**What the exercise asks:** Where the data below has the string "อกเตอร", return the whole line.

**Listed records:**
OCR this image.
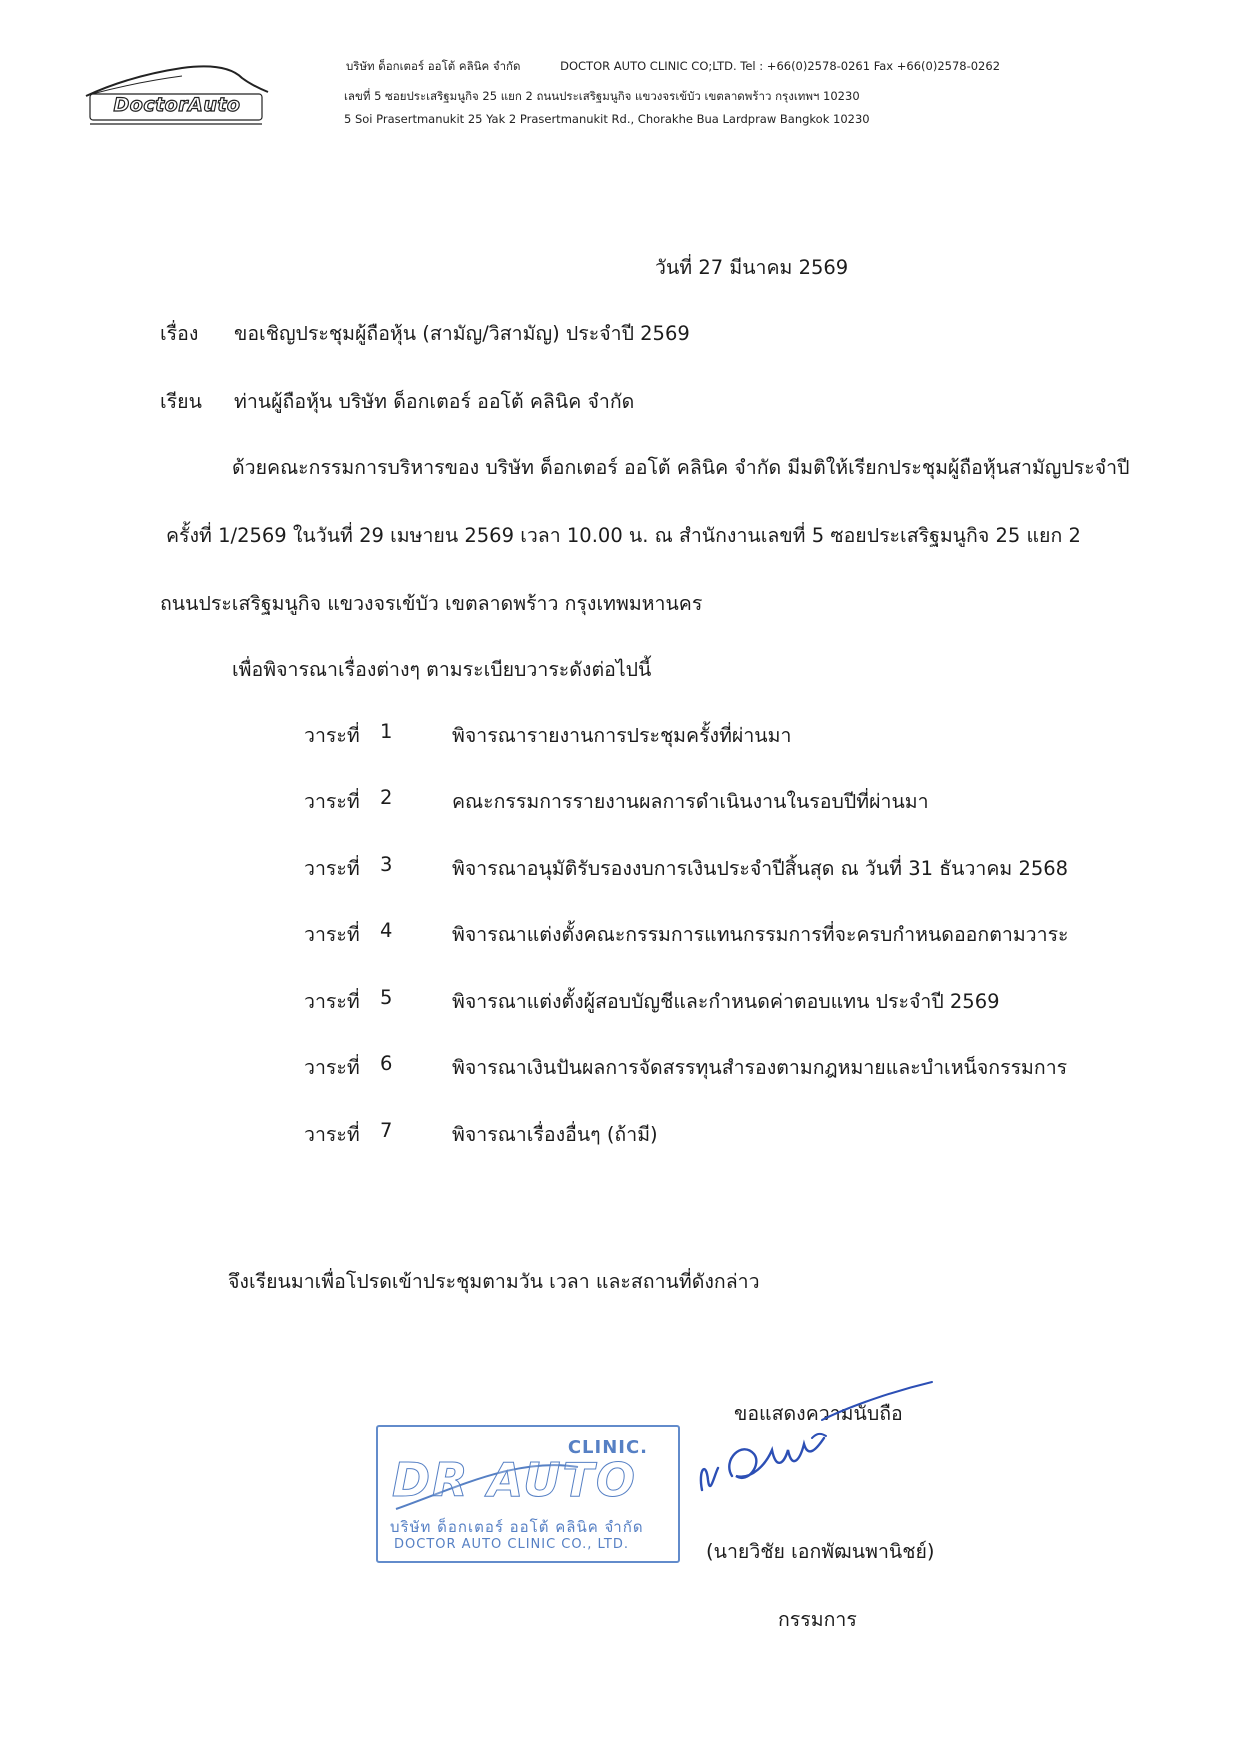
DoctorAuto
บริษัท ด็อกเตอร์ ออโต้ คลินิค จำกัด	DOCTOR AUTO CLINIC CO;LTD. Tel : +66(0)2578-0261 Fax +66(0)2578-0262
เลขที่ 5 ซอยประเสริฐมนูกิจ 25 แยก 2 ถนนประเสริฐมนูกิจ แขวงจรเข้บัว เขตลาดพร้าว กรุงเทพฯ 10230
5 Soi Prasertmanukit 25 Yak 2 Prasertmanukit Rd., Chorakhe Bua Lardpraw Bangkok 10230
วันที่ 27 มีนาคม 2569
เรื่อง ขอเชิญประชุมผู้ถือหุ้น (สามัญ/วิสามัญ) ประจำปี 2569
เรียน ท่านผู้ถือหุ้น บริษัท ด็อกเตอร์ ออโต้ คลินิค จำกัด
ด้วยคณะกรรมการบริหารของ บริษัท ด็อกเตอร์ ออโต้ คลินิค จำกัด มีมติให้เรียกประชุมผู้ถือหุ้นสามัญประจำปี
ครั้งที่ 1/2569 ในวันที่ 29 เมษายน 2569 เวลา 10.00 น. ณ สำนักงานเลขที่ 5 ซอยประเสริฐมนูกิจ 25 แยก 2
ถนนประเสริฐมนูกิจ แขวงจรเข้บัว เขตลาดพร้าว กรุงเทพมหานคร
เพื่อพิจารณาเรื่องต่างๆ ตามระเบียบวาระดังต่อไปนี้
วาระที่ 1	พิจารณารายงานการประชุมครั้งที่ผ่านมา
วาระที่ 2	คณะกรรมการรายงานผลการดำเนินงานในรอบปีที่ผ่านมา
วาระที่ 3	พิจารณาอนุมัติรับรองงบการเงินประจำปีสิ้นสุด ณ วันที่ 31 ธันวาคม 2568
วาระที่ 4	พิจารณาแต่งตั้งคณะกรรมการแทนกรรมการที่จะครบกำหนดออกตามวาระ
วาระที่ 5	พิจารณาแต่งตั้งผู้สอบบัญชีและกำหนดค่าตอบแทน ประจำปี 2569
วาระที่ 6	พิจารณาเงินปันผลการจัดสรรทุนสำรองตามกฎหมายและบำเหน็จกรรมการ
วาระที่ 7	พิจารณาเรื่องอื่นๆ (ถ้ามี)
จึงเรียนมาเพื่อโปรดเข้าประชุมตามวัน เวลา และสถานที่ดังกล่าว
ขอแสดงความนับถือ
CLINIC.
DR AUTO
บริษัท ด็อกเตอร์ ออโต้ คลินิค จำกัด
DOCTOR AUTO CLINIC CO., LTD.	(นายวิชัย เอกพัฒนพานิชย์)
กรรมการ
--
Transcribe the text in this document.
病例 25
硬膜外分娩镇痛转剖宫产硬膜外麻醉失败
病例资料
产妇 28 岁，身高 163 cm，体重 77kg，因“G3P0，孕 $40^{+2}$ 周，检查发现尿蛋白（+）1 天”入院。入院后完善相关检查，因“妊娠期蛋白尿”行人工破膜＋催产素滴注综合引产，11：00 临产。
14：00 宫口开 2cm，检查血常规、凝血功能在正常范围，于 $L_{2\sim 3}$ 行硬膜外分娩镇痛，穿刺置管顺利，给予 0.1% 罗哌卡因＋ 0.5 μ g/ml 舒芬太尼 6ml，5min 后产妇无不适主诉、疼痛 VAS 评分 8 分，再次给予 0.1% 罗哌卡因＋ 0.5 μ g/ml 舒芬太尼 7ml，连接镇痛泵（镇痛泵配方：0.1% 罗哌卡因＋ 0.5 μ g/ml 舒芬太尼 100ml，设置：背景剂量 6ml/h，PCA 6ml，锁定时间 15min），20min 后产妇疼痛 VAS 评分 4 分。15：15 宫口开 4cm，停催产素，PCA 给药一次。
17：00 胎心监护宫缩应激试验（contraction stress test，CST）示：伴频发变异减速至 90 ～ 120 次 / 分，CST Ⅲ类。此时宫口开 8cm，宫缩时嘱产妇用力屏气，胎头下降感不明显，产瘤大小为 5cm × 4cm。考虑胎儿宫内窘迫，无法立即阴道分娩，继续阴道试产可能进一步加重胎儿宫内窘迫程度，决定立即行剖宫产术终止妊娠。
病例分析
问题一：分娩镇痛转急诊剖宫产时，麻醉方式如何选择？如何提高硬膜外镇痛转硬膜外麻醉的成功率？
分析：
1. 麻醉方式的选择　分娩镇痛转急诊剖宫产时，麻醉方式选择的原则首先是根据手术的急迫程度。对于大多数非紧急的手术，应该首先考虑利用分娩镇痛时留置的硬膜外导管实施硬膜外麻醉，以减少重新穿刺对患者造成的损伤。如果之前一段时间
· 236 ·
--
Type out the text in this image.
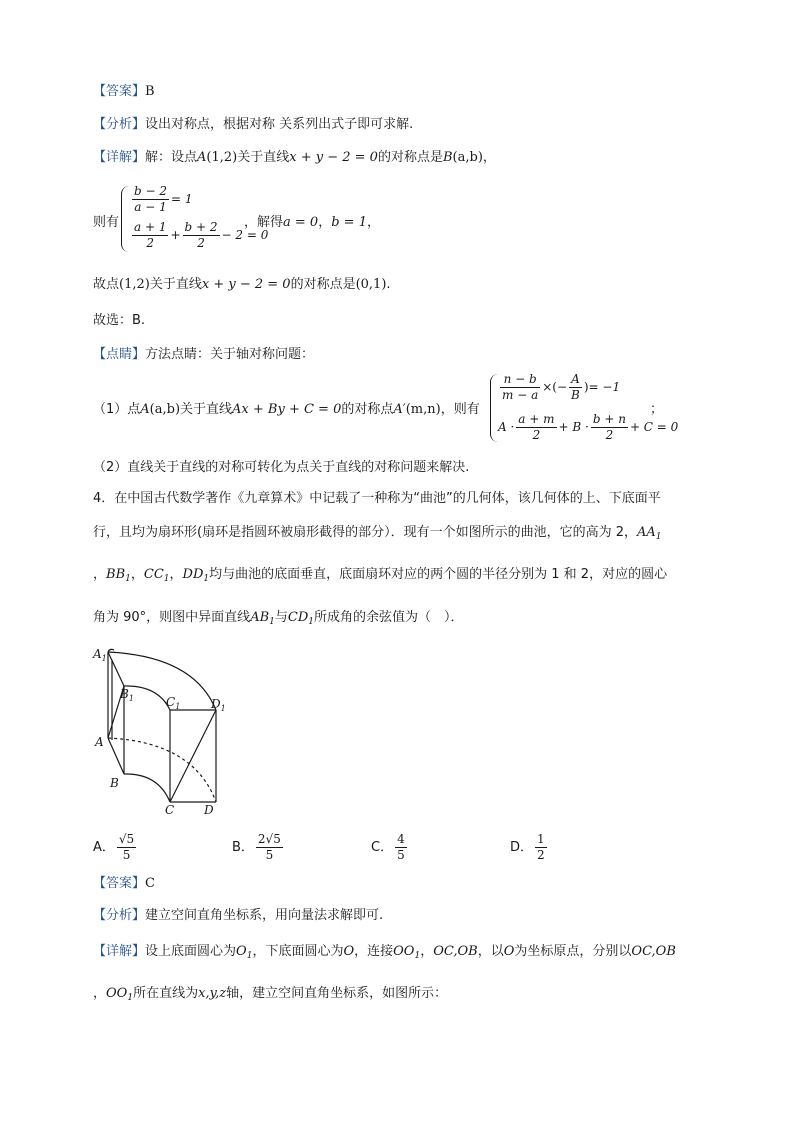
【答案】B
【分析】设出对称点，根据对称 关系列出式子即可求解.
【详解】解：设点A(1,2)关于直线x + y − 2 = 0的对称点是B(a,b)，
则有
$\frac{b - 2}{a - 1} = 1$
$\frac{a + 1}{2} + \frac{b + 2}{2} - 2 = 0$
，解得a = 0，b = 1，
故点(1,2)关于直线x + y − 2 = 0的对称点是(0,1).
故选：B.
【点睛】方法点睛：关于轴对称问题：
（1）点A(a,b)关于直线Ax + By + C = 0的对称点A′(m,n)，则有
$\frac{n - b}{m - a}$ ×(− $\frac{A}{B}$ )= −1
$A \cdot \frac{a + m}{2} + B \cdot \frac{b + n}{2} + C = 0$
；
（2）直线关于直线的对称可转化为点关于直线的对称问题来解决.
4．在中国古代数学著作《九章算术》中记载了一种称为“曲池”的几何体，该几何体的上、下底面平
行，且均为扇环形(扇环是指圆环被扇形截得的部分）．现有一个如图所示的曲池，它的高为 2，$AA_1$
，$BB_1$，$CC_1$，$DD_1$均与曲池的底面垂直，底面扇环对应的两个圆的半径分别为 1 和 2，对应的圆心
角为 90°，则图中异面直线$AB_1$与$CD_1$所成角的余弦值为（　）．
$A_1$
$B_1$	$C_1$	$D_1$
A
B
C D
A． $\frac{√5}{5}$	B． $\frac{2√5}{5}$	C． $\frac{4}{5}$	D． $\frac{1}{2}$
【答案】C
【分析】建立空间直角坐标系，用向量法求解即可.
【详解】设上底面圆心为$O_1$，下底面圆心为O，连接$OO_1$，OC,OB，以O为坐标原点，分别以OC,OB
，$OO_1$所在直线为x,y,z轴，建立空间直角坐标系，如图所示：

**Solution for this problem:**
บริษัท ด็อกเตอร์ ออโต้ คลินิค จำกัด	DOCTOR AUTO CLINIC CO;LTD. Tel : +66(0)2578-0261 Fax +66(0)2578-0262
เรียน ท่านผู้ถือหุ้น บริษัท ด็อกเตอร์ ออโต้ คลินิค จำกัด
ด้วยคณะกรรมการบริหารของ บริษัท ด็อกเตอร์ ออโต้ คลินิค จำกัด มีมติให้เรียกประชุมผู้ถือหุ้นสามัญประจำปี
บริษัท ด็อกเตอร์ ออโต้ คลินิค จำกัด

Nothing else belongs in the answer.